• Aim of the task: Set down the lines of the material below exactly, starting at the line that contains "y-right-tick-label: 0.6 bbox=[714, 33, 732, 46]" and ending at the line that contains "x-tick-label: 12 bbox=[368, 480, 382, 493]".

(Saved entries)
•••••

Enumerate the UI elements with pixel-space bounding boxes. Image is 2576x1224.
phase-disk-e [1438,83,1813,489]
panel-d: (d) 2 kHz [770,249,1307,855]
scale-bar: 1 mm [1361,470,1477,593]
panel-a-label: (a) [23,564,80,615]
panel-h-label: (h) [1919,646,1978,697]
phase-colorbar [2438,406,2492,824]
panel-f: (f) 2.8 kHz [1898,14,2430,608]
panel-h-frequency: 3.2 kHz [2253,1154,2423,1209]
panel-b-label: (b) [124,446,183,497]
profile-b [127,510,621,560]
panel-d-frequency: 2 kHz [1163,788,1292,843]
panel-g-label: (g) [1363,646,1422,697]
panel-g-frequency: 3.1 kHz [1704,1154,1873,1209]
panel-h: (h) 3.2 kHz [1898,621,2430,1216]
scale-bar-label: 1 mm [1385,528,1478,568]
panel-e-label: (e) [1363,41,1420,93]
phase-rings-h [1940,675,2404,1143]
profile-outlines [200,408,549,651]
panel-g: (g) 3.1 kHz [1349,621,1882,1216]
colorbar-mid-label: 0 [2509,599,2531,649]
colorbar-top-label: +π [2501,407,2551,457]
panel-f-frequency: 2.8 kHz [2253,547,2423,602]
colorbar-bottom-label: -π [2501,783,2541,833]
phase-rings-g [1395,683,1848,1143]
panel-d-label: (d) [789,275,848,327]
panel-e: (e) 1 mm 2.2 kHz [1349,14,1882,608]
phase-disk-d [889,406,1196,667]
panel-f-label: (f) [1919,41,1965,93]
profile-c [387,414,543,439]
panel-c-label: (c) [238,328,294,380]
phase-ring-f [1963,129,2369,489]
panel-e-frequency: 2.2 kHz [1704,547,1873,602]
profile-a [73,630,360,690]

•••••

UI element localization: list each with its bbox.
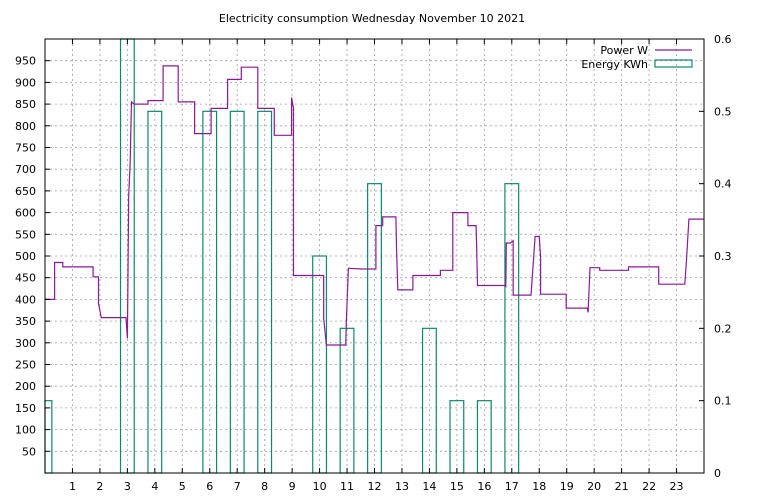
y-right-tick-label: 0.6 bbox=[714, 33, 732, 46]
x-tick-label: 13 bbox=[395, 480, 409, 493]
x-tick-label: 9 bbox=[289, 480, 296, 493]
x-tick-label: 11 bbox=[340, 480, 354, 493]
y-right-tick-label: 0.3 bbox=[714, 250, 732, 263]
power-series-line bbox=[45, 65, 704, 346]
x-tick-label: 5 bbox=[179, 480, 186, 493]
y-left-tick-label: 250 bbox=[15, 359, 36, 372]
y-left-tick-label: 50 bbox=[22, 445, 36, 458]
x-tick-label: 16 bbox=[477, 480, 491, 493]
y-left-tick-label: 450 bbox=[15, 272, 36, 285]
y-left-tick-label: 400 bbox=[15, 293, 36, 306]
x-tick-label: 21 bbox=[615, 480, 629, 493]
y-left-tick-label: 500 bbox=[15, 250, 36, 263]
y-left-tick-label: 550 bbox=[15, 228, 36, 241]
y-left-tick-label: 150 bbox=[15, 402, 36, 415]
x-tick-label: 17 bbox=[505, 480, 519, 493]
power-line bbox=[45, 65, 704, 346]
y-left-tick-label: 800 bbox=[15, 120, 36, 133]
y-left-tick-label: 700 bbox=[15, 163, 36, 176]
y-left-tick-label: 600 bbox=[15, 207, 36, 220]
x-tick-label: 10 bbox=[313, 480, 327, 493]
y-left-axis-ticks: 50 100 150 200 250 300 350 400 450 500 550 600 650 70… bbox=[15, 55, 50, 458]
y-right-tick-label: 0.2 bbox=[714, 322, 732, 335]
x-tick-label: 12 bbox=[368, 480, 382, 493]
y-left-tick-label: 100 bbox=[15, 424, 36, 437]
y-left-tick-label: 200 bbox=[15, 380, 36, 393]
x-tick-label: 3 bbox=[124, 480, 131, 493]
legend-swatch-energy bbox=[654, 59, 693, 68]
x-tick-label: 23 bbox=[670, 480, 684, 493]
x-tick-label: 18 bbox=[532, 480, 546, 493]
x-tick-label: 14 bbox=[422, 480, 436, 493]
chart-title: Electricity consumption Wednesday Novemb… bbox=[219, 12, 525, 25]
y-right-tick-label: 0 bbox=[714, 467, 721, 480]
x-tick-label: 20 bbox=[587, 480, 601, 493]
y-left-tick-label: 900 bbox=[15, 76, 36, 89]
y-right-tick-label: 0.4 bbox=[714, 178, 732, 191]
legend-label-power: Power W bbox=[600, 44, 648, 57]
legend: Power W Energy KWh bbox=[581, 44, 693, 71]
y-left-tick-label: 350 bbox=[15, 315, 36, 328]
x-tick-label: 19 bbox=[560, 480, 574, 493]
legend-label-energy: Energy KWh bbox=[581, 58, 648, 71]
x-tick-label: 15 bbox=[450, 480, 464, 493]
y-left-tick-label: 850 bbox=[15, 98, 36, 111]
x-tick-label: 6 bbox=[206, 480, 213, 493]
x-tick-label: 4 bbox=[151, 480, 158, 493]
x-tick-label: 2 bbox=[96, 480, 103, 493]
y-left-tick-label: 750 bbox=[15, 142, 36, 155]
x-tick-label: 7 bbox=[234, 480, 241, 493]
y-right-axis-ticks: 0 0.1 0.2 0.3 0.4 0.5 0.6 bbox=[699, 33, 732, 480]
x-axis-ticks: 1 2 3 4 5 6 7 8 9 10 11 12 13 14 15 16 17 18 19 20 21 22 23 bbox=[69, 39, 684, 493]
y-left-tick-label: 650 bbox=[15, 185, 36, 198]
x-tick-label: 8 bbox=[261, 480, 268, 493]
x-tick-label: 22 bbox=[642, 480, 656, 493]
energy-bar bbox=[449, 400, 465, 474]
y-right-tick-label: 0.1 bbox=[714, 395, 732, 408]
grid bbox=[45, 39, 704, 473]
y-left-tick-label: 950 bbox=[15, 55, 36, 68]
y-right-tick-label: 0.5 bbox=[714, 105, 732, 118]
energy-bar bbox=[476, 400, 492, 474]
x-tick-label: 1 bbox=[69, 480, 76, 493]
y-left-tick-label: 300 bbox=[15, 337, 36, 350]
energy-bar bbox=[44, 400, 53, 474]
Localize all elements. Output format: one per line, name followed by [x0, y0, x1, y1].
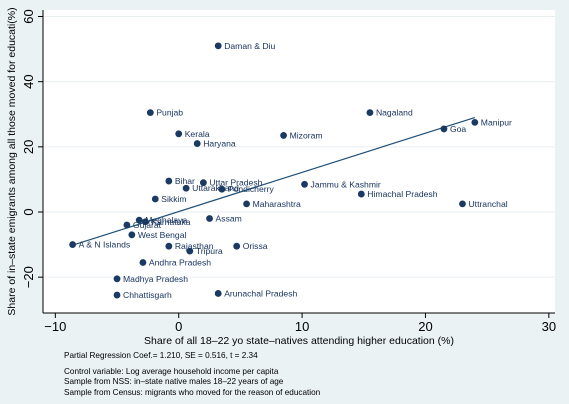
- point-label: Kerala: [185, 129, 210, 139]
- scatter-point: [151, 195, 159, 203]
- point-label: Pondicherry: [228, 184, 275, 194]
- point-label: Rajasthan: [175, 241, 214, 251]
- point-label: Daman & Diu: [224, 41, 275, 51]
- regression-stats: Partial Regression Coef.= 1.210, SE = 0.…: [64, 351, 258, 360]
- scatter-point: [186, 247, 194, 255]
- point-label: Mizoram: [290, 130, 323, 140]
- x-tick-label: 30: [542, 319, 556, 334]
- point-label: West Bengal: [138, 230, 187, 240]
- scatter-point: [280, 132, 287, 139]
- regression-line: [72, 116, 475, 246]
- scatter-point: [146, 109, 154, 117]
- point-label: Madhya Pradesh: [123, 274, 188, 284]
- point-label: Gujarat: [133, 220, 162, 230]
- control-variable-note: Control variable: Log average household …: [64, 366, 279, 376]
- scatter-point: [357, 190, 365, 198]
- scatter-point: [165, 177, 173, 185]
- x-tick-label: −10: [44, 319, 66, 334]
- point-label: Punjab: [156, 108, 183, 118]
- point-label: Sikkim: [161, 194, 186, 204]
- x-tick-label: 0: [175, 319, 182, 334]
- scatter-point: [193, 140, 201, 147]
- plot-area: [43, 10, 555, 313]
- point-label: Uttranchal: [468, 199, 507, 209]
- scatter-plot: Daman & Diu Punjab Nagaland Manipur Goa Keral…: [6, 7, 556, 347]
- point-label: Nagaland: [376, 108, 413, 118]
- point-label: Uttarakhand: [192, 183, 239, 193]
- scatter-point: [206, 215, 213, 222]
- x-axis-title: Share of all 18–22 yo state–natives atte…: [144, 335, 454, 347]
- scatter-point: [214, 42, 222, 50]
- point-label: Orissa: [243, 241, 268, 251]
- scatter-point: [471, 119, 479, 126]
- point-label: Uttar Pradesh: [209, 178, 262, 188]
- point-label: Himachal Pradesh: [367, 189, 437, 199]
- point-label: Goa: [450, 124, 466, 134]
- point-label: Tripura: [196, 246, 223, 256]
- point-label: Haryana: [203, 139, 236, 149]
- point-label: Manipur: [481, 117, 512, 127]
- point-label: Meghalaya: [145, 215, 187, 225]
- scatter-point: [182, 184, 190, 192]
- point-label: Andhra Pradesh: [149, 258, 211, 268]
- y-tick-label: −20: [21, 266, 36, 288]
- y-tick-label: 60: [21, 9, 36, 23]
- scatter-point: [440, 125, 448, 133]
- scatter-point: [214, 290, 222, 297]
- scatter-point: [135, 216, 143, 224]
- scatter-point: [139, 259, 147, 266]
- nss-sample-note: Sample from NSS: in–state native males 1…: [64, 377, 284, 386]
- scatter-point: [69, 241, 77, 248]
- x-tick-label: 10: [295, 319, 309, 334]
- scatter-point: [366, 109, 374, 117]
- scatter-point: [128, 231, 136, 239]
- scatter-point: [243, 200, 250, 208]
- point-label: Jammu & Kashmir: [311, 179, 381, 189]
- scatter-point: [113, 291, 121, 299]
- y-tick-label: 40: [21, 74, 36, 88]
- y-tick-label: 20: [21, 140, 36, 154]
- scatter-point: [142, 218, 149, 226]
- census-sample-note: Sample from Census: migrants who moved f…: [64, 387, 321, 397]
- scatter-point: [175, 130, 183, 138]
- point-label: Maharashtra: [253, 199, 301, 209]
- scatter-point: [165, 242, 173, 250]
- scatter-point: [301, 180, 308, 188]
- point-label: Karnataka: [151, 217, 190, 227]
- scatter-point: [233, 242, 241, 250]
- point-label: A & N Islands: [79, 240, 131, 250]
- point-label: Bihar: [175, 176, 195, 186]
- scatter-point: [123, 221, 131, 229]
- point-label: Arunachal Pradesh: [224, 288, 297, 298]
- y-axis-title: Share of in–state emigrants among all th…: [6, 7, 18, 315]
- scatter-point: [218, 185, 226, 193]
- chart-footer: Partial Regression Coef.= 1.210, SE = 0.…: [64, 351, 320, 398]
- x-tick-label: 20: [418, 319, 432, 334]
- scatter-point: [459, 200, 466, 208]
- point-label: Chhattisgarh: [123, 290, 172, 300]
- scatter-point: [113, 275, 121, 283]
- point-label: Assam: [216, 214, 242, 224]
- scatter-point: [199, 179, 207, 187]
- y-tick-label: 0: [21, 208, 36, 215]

•••••

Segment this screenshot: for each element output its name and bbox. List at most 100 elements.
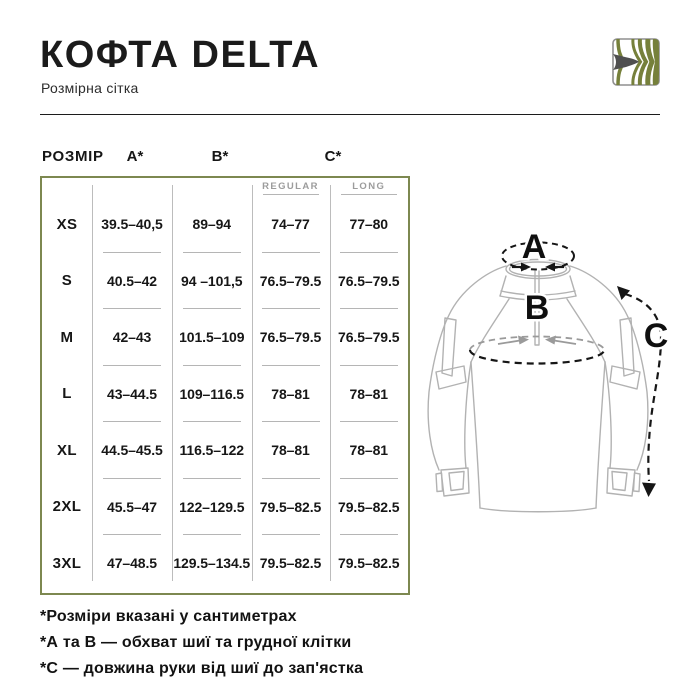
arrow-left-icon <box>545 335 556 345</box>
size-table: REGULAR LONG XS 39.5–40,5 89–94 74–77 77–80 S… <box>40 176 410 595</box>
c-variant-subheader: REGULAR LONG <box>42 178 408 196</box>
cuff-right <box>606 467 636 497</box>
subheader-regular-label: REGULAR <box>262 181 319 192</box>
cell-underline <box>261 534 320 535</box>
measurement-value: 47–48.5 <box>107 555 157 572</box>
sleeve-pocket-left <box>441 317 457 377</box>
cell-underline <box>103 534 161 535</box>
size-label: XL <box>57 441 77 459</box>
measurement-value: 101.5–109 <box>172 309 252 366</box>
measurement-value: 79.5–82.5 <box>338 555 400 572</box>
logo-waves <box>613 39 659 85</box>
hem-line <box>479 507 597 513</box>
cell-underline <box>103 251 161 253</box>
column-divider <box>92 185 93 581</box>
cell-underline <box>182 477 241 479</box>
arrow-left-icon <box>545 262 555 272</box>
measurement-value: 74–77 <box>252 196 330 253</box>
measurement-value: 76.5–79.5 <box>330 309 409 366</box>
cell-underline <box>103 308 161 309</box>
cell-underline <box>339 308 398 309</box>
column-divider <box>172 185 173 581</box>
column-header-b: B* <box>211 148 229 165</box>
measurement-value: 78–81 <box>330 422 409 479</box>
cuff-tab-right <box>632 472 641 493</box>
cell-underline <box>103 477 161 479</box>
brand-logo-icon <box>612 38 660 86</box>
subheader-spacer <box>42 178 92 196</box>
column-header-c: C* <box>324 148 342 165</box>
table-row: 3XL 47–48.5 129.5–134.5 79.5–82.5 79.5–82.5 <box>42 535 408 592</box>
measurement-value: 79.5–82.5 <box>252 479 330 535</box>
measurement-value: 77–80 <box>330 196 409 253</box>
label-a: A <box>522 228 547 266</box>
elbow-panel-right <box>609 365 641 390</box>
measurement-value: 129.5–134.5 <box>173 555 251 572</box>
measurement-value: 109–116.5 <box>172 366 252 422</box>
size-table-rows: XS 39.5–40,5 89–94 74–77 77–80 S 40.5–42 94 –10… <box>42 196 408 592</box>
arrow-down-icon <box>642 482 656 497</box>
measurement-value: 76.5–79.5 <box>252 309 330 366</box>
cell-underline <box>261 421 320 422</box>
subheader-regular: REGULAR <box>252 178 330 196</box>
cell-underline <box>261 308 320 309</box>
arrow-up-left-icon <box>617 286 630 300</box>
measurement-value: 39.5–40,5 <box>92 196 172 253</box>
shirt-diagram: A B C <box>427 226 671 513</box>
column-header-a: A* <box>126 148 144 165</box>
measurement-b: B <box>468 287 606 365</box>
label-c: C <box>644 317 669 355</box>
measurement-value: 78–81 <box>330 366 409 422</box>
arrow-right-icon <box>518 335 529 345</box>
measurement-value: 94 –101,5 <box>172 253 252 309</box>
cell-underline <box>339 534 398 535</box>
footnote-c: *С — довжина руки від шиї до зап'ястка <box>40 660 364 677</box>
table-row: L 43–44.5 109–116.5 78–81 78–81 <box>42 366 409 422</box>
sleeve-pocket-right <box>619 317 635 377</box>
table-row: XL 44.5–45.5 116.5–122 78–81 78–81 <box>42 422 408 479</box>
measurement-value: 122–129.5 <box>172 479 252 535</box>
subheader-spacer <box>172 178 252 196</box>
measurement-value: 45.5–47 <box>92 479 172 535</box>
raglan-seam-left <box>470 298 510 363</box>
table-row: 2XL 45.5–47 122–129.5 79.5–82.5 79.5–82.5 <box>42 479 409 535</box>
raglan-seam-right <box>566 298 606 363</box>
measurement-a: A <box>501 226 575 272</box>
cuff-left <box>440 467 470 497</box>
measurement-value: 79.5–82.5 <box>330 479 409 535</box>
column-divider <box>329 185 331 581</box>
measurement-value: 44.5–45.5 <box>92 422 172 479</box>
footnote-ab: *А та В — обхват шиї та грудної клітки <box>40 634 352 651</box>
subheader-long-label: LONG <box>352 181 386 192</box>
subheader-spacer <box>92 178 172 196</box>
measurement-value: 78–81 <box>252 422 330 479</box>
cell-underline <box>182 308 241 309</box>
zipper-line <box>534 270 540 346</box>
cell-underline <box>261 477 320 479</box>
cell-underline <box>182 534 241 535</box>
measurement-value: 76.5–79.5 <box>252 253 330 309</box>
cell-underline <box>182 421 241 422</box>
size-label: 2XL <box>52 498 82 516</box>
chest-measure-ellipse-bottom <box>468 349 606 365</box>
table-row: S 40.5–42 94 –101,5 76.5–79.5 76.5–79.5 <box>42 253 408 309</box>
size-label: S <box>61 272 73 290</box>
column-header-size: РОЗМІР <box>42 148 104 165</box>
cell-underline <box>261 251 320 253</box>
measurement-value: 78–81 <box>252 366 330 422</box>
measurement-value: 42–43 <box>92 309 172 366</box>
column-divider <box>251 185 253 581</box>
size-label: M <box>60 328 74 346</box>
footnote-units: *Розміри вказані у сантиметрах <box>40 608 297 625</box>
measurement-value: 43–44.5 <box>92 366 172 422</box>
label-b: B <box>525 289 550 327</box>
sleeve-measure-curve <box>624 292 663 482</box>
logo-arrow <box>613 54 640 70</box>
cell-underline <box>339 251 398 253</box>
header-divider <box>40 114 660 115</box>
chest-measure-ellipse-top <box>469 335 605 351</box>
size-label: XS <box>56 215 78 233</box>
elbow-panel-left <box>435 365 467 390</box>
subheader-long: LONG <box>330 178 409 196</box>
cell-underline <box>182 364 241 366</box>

•••••

• Result:
y-right-tick-label: 0.6 bbox=[714, 33, 732, 46]
x-tick-label: 13 bbox=[395, 480, 409, 493]
x-tick-label: 9 bbox=[289, 480, 296, 493]
x-tick-label: 11 bbox=[340, 480, 354, 493]
y-right-tick-label: 0.3 bbox=[714, 250, 732, 263]
power-series-line bbox=[45, 65, 704, 346]
x-tick-label: 5 bbox=[179, 480, 186, 493]
y-left-tick-label: 250 bbox=[15, 359, 36, 372]
y-left-tick-label: 50 bbox=[22, 445, 36, 458]
x-tick-label: 16 bbox=[477, 480, 491, 493]
y-left-tick-label: 450 bbox=[15, 272, 36, 285]
y-left-tick-label: 400 bbox=[15, 293, 36, 306]
x-tick-label: 21 bbox=[615, 480, 629, 493]
y-left-tick-label: 500 bbox=[15, 250, 36, 263]
y-left-tick-label: 550 bbox=[15, 228, 36, 241]
y-left-tick-label: 150 bbox=[15, 402, 36, 415]
x-tick-label: 17 bbox=[505, 480, 519, 493]
power-line bbox=[45, 65, 704, 346]
y-left-tick-label: 800 bbox=[15, 120, 36, 133]
y-left-tick-label: 700 bbox=[15, 163, 36, 176]
y-left-tick-label: 600 bbox=[15, 207, 36, 220]
x-tick-label: 10 bbox=[313, 480, 327, 493]
y-left-axis-ticks: 50 100 150 200 250 300 350 400 450 500 550 600 650 70… bbox=[15, 55, 50, 458]
y-right-tick-label: 0.2 bbox=[714, 322, 732, 335]
x-tick-label: 12 bbox=[368, 480, 382, 493]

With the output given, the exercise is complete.